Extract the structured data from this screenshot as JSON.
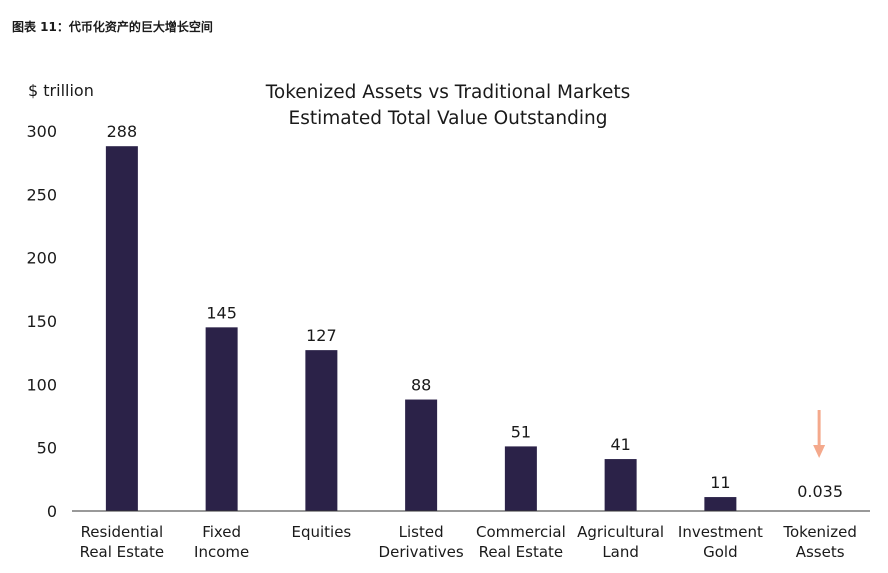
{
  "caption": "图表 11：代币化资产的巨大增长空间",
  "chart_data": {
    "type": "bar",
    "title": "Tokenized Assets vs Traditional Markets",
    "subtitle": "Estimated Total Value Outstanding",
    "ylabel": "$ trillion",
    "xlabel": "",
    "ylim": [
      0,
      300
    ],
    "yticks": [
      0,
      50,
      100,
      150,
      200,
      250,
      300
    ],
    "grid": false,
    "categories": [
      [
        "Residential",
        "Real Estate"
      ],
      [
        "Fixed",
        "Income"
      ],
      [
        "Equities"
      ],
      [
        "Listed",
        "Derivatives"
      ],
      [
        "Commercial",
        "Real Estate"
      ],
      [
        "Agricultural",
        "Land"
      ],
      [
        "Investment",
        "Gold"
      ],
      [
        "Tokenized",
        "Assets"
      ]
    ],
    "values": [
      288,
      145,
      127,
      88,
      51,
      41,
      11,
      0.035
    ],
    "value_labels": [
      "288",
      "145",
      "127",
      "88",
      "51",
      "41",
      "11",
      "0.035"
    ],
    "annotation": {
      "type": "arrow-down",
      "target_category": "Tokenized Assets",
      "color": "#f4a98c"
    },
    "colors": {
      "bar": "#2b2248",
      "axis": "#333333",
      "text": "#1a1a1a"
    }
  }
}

...

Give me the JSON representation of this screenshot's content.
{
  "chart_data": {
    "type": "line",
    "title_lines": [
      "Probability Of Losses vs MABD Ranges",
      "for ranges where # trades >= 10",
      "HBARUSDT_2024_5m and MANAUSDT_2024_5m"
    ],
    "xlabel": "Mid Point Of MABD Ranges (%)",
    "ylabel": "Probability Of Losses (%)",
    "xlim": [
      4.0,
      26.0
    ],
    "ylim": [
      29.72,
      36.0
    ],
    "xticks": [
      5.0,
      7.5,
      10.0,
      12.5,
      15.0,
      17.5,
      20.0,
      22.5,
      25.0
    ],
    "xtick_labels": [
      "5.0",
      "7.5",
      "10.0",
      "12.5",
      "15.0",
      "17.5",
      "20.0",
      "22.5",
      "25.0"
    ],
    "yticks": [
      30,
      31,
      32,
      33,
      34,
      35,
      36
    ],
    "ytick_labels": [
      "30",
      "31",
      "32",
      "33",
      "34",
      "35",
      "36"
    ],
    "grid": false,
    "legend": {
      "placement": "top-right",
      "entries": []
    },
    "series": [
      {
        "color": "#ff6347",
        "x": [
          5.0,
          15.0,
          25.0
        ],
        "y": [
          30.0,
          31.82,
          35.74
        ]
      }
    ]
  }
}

_Exercise requirements_. Gather each line in these records that contains the string "MABD".

_Written reply_.
      "Probability Of Losses vs MABD Ranges",
    "xlabel": "Mid Point Of MABD Ranges (%)",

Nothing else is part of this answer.